# [INSTRUCTIONS TO FOLLOW]
Your answer is a single number: how many lines hold the word "subtitle"?

[START LISTED ENTRIES]

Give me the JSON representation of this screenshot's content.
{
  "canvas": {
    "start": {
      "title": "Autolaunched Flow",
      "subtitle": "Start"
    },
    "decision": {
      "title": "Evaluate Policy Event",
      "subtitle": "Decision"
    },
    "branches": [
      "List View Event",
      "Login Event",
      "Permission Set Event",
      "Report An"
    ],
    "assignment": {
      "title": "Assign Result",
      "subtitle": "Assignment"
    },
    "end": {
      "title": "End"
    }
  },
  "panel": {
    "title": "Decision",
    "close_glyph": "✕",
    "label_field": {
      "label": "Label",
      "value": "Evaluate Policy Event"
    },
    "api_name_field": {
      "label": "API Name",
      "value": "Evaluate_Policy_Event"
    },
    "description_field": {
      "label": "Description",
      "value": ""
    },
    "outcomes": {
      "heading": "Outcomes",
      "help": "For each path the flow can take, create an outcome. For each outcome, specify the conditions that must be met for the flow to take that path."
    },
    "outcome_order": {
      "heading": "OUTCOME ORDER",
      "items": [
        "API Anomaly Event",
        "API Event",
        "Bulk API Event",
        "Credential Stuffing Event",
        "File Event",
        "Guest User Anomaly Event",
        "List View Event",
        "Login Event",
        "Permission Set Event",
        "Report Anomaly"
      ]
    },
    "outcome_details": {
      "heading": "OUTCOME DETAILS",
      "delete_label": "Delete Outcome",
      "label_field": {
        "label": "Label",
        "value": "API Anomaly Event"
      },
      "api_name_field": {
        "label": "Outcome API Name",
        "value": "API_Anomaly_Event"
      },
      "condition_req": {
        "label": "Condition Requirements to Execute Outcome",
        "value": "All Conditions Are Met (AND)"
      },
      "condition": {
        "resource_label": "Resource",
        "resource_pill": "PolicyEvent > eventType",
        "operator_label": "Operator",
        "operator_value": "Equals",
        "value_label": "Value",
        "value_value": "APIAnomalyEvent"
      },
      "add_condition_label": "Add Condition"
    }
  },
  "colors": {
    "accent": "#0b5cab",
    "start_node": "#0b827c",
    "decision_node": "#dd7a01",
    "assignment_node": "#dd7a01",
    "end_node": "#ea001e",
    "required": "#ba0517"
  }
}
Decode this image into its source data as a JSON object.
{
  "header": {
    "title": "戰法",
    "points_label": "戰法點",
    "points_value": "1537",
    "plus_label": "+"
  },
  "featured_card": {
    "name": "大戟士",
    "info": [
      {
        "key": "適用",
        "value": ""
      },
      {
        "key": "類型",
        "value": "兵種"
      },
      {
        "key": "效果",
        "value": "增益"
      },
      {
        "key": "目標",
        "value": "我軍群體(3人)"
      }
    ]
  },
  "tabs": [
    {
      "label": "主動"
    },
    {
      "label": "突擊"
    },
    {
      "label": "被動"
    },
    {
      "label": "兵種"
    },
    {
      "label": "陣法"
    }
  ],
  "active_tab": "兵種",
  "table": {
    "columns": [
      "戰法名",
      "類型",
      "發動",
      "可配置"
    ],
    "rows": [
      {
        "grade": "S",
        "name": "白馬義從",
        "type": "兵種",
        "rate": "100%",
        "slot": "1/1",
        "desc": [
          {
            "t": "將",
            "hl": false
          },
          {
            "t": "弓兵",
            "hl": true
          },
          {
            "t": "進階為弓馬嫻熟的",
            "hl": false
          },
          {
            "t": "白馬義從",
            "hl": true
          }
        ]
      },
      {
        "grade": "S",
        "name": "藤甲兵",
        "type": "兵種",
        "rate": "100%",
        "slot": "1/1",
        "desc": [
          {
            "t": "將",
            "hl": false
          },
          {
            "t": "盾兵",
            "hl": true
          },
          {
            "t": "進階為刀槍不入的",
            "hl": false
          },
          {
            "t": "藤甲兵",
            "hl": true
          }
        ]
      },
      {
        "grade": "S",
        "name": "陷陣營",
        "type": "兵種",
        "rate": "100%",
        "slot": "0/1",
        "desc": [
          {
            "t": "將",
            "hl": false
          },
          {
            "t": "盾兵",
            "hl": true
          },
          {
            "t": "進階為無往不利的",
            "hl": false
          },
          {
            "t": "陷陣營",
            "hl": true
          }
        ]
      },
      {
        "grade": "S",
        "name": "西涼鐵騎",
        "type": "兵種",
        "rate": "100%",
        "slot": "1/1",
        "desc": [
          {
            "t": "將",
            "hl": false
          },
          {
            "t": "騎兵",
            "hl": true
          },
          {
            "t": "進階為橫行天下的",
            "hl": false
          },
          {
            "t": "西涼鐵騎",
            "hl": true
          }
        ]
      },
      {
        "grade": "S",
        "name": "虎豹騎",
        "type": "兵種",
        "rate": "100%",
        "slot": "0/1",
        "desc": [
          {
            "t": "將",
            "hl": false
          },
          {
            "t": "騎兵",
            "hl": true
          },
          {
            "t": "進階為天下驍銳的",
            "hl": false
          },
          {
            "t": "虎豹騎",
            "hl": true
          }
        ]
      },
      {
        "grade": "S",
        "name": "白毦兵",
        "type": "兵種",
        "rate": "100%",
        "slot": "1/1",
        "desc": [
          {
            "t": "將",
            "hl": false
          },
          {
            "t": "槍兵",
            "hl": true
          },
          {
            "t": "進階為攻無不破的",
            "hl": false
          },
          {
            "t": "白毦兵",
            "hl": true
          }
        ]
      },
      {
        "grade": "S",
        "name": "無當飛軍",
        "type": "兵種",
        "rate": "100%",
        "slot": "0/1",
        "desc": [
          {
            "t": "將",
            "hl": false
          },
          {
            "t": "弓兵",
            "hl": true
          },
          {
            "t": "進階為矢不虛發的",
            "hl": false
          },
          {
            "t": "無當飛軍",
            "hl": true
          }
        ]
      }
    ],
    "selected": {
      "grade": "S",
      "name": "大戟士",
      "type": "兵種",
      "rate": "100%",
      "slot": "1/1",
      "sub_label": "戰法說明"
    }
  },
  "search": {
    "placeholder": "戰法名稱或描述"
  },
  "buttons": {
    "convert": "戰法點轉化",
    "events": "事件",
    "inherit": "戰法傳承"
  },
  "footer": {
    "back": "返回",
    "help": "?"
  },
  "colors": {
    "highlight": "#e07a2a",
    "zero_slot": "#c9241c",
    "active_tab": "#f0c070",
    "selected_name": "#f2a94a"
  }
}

[END LISTED ENTRIES]

# [PROBLEM SOLUTION]
3